● **REQUIRED WORK**
Repeat all entries exactly.

▽

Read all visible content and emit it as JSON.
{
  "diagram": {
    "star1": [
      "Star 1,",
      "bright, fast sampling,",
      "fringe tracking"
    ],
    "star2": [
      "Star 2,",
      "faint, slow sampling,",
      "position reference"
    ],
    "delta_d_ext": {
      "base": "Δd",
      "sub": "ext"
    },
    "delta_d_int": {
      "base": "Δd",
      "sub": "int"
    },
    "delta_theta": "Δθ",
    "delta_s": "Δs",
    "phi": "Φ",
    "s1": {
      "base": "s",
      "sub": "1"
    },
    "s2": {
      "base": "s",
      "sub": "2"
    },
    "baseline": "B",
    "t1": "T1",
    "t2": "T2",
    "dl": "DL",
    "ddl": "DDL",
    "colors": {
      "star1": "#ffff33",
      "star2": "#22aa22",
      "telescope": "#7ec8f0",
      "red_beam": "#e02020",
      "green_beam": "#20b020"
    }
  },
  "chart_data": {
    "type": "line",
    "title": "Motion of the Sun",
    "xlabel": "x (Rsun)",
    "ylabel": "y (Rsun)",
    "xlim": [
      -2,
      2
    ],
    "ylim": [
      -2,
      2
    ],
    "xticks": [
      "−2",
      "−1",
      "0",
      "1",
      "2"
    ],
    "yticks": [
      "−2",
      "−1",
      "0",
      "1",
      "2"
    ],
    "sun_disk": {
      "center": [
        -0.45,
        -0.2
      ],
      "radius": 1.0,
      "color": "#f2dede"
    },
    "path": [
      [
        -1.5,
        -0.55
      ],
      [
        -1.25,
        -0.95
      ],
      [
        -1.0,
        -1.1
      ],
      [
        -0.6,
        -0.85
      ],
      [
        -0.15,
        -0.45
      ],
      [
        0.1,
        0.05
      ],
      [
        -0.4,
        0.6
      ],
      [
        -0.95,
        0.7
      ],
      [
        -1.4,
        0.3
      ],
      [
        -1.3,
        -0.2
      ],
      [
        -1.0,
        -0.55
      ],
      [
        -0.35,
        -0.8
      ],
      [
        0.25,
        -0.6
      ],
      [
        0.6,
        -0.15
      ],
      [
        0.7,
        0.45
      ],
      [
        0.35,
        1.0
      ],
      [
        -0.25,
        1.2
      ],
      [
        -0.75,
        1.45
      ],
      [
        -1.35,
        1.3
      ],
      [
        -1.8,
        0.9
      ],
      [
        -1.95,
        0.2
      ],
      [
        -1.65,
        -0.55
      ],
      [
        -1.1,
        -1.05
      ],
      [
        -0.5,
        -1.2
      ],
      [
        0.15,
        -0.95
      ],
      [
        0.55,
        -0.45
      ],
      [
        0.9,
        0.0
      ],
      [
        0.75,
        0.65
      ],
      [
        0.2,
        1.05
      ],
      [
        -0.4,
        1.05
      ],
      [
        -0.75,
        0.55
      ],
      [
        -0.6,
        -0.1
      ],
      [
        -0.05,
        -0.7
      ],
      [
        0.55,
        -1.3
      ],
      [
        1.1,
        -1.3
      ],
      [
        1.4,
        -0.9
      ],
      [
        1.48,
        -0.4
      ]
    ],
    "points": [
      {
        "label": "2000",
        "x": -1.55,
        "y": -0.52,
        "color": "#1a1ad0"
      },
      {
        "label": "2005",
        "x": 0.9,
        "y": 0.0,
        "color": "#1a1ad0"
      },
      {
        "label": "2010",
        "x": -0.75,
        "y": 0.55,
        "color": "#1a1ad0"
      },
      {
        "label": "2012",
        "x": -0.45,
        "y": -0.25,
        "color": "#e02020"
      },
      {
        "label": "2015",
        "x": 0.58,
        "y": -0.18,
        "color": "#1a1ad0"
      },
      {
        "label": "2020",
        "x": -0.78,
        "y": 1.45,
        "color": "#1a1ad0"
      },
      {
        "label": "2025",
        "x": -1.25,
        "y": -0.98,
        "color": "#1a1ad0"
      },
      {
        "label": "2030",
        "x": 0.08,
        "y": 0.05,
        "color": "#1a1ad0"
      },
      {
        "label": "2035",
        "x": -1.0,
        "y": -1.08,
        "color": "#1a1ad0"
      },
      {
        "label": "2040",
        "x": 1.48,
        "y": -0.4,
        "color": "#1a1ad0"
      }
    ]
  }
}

△

● **EXERCISE ANSWER**
Read all visible content and emit it as JSON.
{
  "diagram": {
    "star1": [
      "Star 1,",
      "bright, fast sampling,",
      "fringe tracking"
    ],
    "star2": [
      "Star 2,",
      "faint, slow sampling,",
      "position reference"
    ],
    "delta_d_ext": {
      "base": "Δd",
      "sub": "ext"
    },
    "delta_d_int": {
      "base": "Δd",
      "sub": "int"
    },
    "delta_theta": "Δθ",
    "delta_s": "Δs",
    "phi": "Φ",
    "s1": {
      "base": "s",
      "sub": "1"
    },
    "s2": {
      "base": "s",
      "sub": "2"
    },
    "baseline": "B",
    "t1": "T1",
    "t2": "T2",
    "dl": "DL",
    "ddl": "DDL",
    "colors": {
      "star1": "#ffff33",
      "star2": "#22aa22",
      "telescope": "#7ec8f0",
      "red_beam": "#e02020",
      "green_beam": "#20b020"
    }
  },
  "chart_data": {
    "type": "line",
    "title": "Motion of the Sun",
    "xlabel": "x (Rsun)",
    "ylabel": "y (Rsun)",
    "xlim": [
      -2,
      2
    ],
    "ylim": [
      -2,
      2
    ],
    "xticks": [
      "−2",
      "−1",
      "0",
      "1",
      "2"
    ],
    "yticks": [
      "−2",
      "−1",
      "0",
      "1",
      "2"
    ],
    "sun_disk": {
      "center": [
        -0.45,
        -0.2
      ],
      "radius": 1.0,
      "color": "#f2dede"
    },
    "path": [
      [
        -1.5,
        -0.55
      ],
      [
        -1.25,
        -0.95
      ],
      [
        -1.0,
        -1.1
      ],
      [
        -0.6,
        -0.85
      ],
      [
        -0.15,
        -0.45
      ],
      [
        0.1,
        0.05
      ],
      [
        -0.4,
        0.6
      ],
      [
        -0.95,
        0.7
      ],
      [
        -1.4,
        0.3
      ],
      [
        -1.3,
        -0.2
      ],
      [
        -1.0,
        -0.55
      ],
      [
        -0.35,
        -0.8
      ],
      [
        0.25,
        -0.6
      ],
      [
        0.6,
        -0.15
      ],
      [
        0.7,
        0.45
      ],
      [
        0.35,
        1.0
      ],
      [
        -0.25,
        1.2
      ],
      [
        -0.75,
        1.45
      ],
      [
        -1.35,
        1.3
      ],
      [
        -1.8,
        0.9
      ],
      [
        -1.95,
        0.2
      ],
      [
        -1.65,
        -0.55
      ],
      [
        -1.1,
        -1.05
      ],
      [
        -0.5,
        -1.2
      ],
      [
        0.15,
        -0.95
      ],
      [
        0.55,
        -0.45
      ],
      [
        0.9,
        0.0
      ],
      [
        0.75,
        0.65
      ],
      [
        0.2,
        1.05
      ],
      [
        -0.4,
        1.05
      ],
      [
        -0.75,
        0.55
      ],
      [
        -0.6,
        -0.1
      ],
      [
        -0.05,
        -0.7
      ],
      [
        0.55,
        -1.3
      ],
      [
        1.1,
        -1.3
      ],
      [
        1.4,
        -0.9
      ],
      [
        1.48,
        -0.4
      ]
    ],
    "points": [
      {
        "label": "2000",
        "x": -1.55,
        "y": -0.52,
        "color": "#1a1ad0"
      },
      {
        "label": "2005",
        "x": 0.9,
        "y": 0.0,
        "color": "#1a1ad0"
      },
      {
        "label": "2010",
        "x": -0.75,
        "y": 0.55,
        "color": "#1a1ad0"
      },
      {
        "label": "2012",
        "x": -0.45,
        "y": -0.25,
        "color": "#e02020"
      },
      {
        "label": "2015",
        "x": 0.58,
        "y": -0.18,
        "color": "#1a1ad0"
      },
      {
        "label": "2020",
        "x": -0.78,
        "y": 1.45,
        "color": "#1a1ad0"
      },
      {
        "label": "2025",
        "x": -1.25,
        "y": -0.98,
        "color": "#1a1ad0"
      },
      {
        "label": "2030",
        "x": 0.08,
        "y": 0.05,
        "color": "#1a1ad0"
      },
      {
        "label": "2035",
        "x": -1.0,
        "y": -1.08,
        "color": "#1a1ad0"
      },
      {
        "label": "2040",
        "x": 1.48,
        "y": -0.4,
        "color": "#1a1ad0"
      }
    ]
  }
}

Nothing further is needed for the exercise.